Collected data
++++++++++
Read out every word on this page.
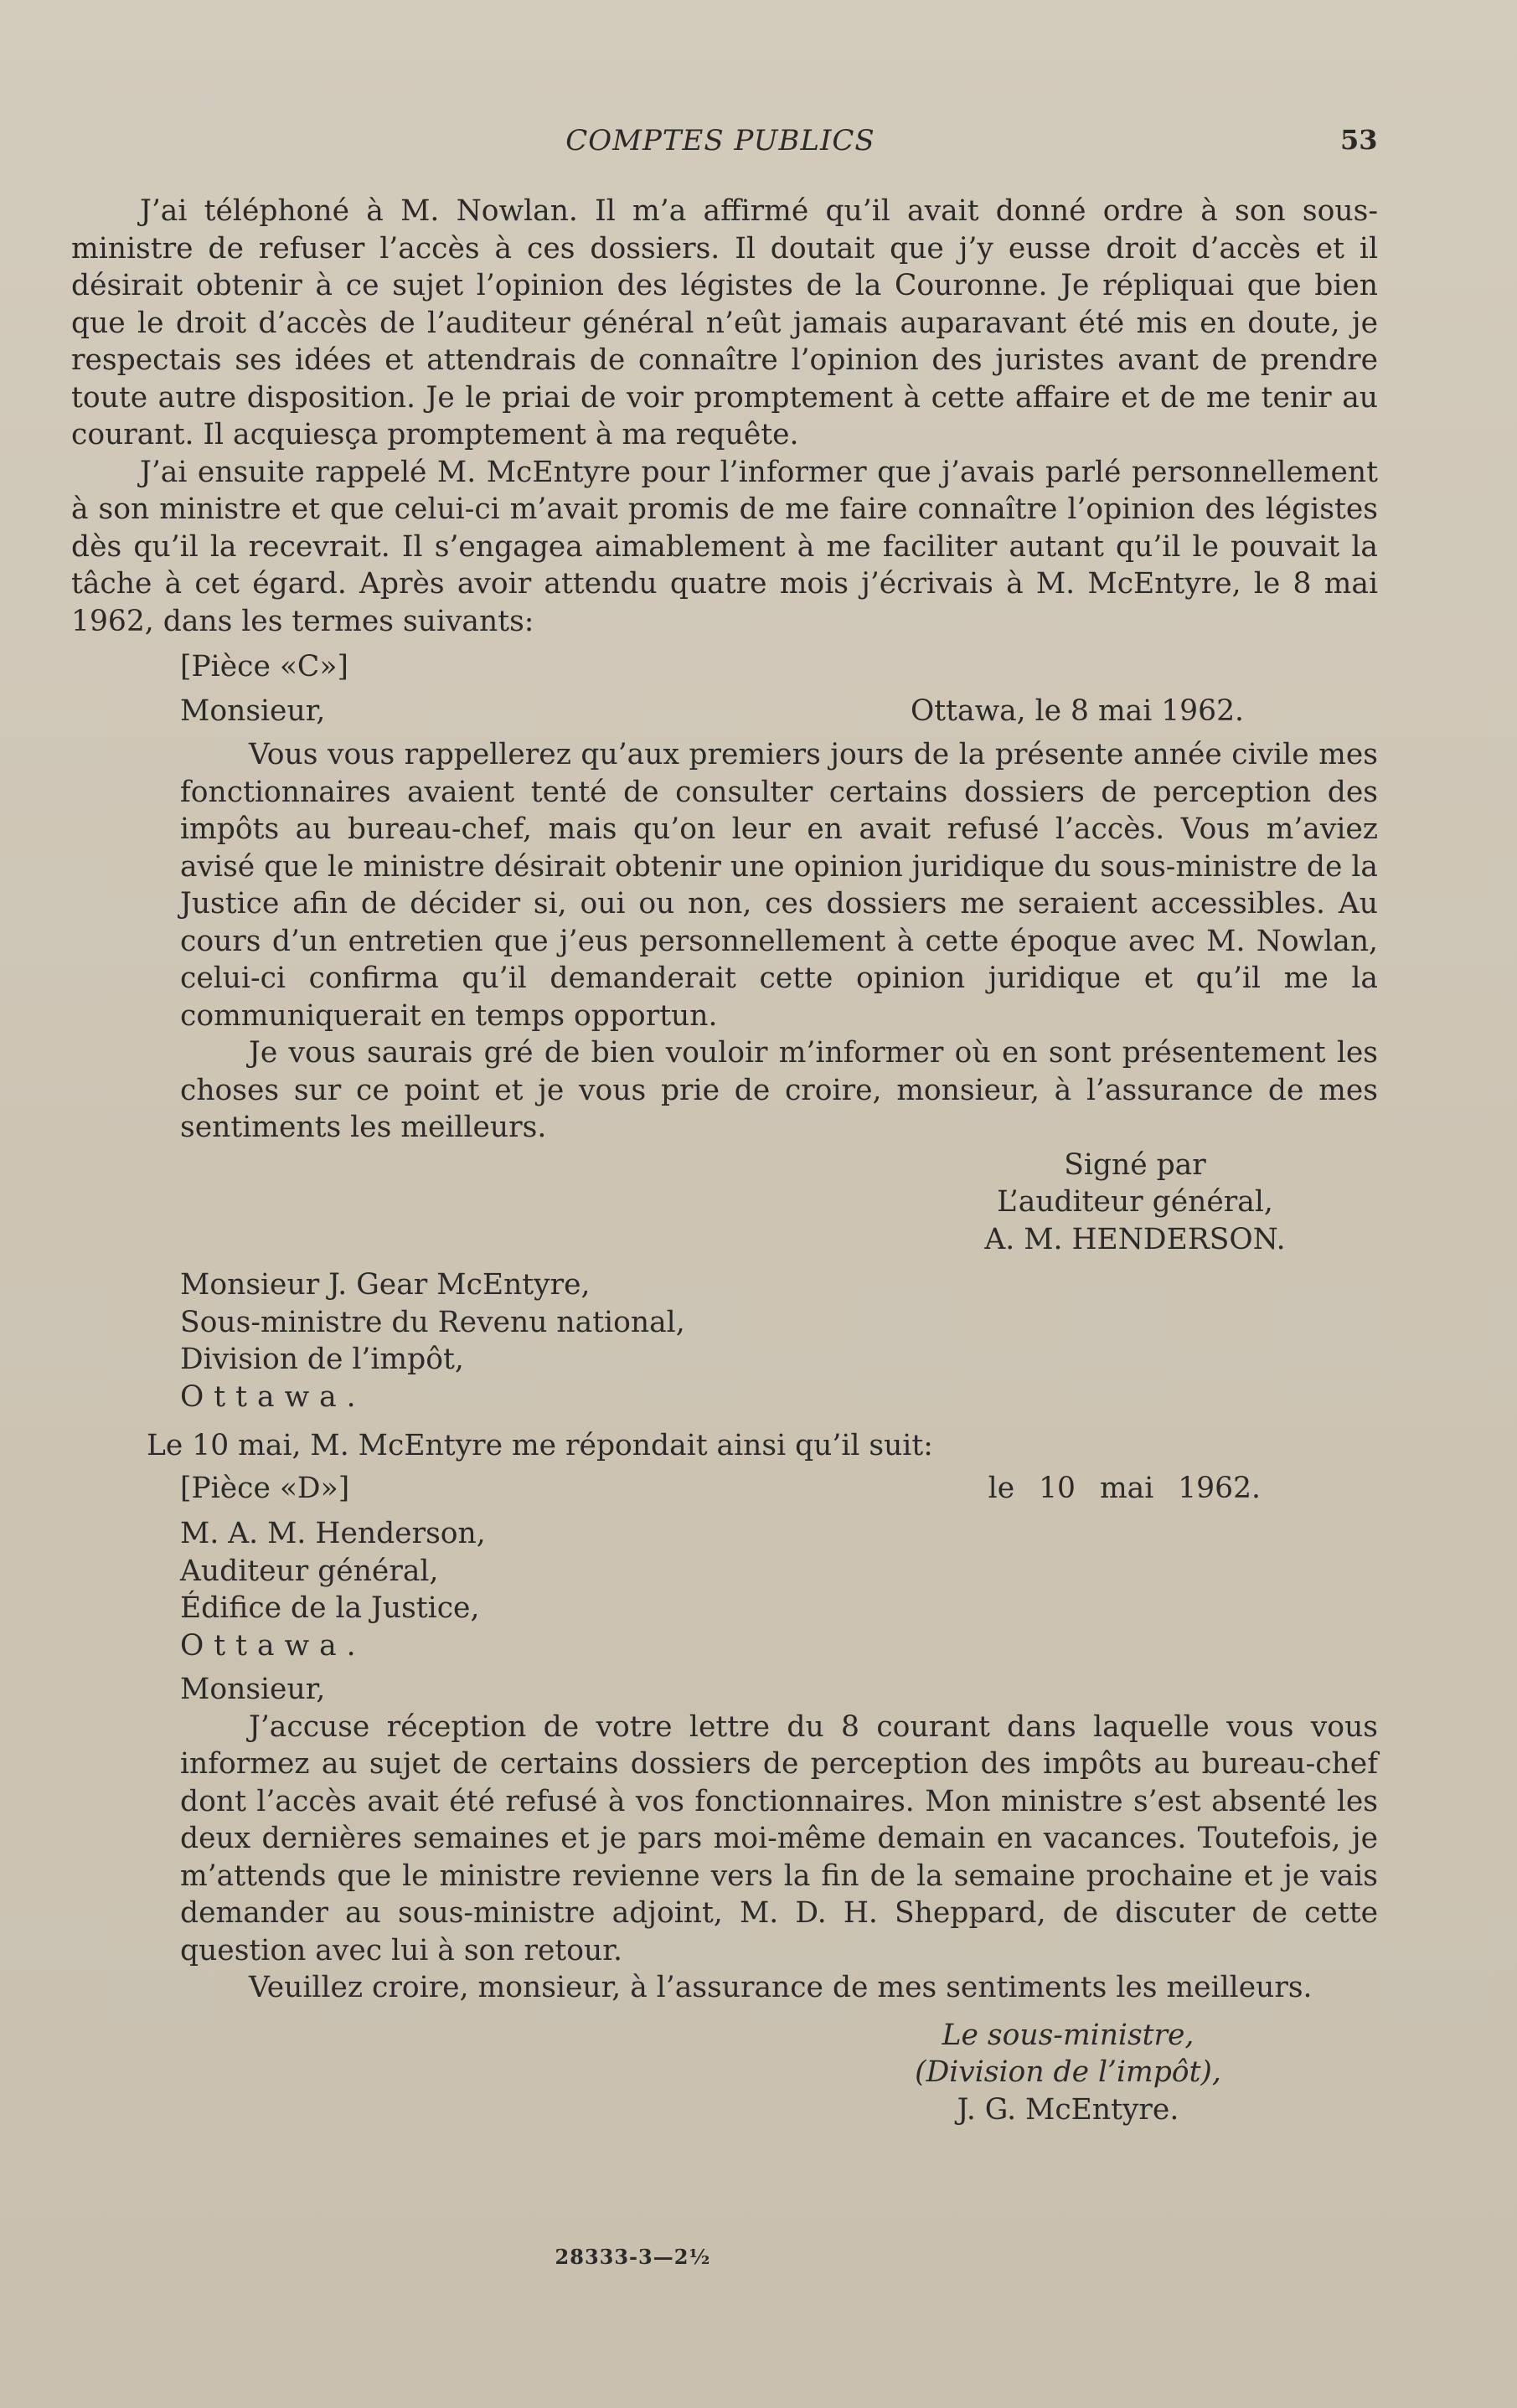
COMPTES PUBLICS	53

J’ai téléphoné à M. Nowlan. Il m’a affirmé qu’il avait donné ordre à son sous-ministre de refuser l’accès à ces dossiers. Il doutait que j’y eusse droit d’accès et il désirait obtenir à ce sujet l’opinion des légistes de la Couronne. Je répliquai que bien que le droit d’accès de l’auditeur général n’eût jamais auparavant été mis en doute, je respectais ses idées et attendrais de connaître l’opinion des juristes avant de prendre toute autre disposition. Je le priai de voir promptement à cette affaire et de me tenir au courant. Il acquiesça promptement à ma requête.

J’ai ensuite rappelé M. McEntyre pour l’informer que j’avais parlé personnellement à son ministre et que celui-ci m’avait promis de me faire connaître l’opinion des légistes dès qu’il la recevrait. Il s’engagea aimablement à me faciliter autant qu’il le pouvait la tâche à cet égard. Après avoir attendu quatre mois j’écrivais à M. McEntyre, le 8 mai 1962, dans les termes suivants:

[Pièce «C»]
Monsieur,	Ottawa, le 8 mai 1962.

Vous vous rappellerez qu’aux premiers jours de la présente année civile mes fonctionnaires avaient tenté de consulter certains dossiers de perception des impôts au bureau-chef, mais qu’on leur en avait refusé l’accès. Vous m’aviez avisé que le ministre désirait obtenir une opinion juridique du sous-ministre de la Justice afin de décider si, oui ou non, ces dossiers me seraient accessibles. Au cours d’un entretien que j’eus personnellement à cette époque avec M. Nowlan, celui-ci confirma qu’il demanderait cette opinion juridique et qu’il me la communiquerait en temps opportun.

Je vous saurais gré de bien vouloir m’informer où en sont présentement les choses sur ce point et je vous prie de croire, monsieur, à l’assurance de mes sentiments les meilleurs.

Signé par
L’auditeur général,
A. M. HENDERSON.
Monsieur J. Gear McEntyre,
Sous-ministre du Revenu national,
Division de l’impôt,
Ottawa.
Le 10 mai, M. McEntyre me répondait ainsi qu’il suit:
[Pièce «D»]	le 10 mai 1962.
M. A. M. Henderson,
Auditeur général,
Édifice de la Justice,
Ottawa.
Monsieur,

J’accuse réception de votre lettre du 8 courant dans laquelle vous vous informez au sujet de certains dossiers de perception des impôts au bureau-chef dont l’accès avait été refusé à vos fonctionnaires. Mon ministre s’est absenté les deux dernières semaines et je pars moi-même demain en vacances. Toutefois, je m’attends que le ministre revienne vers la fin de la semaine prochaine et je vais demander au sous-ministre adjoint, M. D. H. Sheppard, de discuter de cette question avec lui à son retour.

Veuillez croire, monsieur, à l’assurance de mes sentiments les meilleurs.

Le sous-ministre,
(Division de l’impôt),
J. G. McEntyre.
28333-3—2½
++++++++++
#### [Short problem]
Return all lines of the material above in which the word "sentiments" occurs.

#### [Solution]
Je vous saurais gré de bien vouloir m’informer où en sont présentement les choses sur ce point et je vous prie de croire, monsieur, à l’assurance de mes sentiments les meilleurs.
Veuillez croire, monsieur, à l’assurance de mes sentiments les meilleurs.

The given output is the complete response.